Set exercise =
Every line of the material below should be repeated exactly.

Material provided =
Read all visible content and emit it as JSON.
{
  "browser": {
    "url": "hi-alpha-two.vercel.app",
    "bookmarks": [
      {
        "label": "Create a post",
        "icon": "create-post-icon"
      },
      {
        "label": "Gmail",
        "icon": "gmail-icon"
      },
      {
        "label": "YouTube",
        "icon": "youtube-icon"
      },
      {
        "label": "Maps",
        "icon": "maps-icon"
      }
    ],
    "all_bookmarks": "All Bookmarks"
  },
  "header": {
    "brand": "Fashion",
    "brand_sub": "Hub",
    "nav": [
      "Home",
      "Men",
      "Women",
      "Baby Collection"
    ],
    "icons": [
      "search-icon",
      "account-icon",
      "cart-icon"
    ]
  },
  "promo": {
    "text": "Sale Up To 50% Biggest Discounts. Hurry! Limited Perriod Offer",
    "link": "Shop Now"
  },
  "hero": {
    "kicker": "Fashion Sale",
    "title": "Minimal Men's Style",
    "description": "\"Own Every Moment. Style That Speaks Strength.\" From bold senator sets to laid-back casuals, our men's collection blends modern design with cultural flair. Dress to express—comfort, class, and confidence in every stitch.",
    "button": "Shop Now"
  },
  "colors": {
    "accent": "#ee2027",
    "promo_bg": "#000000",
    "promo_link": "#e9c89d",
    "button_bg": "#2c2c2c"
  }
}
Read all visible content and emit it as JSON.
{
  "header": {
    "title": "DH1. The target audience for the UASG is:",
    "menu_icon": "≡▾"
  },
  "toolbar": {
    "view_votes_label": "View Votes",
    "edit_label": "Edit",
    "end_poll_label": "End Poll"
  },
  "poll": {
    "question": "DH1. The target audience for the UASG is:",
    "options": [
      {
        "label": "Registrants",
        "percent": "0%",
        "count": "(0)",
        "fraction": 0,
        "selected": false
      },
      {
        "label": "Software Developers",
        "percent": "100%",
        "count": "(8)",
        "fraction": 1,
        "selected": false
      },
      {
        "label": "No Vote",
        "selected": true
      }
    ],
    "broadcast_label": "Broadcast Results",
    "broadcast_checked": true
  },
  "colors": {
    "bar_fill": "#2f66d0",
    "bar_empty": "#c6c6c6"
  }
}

Finished exercise =
Read all visible content and emit it as JSON.
{
  "browser": {
    "url": "hi-alpha-two.vercel.app",
    "bookmarks": [
      {
        "label": "Create a post",
        "icon": "create-post-icon"
      },
      {
        "label": "Gmail",
        "icon": "gmail-icon"
      },
      {
        "label": "YouTube",
        "icon": "youtube-icon"
      },
      {
        "label": "Maps",
        "icon": "maps-icon"
      }
    ],
    "all_bookmarks": "All Bookmarks"
  },
  "header": {
    "brand": "Fashion",
    "brand_sub": "Hub",
    "nav": [
      "Home",
      "Men",
      "Women",
      "Baby Collection"
    ],
    "icons": [
      "search-icon",
      "account-icon",
      "cart-icon"
    ]
  },
  "promo": {
    "text": "Sale Up To 50% Biggest Discounts. Hurry! Limited Perriod Offer",
    "link": "Shop Now"
  },
  "hero": {
    "kicker": "Fashion Sale",
    "title": "Minimal Men's Style",
    "description": "\"Own Every Moment. Style That Speaks Strength.\" From bold senator sets to laid-back casuals, our men's collection blends modern design with cultural flair. Dress to express—comfort, class, and confidence in every stitch.",
    "button": "Shop Now"
  },
  "colors": {
    "accent": "#ee2027",
    "promo_bg": "#000000",
    "promo_link": "#e9c89d",
    "button_bg": "#2c2c2c"
  }
}
Read all visible content and emit it as JSON.
{
  "header": {
    "title": "DH1. The target audience for the UASG is:",
    "menu_icon": "≡▾"
  },
  "toolbar": {
    "view_votes_label": "View Votes",
    "edit_label": "Edit",
    "end_poll_label": "End Poll"
  },
  "poll": {
    "question": "DH1. The target audience for the UASG is:",
    "options": [
      {
        "label": "Registrants",
        "percent": "0%",
        "count": "(0)",
        "fraction": 0,
        "selected": false
      },
      {
        "label": "Software Developers",
        "percent": "100%",
        "count": "(8)",
        "fraction": 1,
        "selected": false
      },
      {
        "label": "No Vote",
        "selected": true
      }
    ],
    "broadcast_label": "Broadcast Results",
    "broadcast_checked": true
  },
  "colors": {
    "bar_fill": "#2f66d0",
    "bar_empty": "#c6c6c6"
  }
}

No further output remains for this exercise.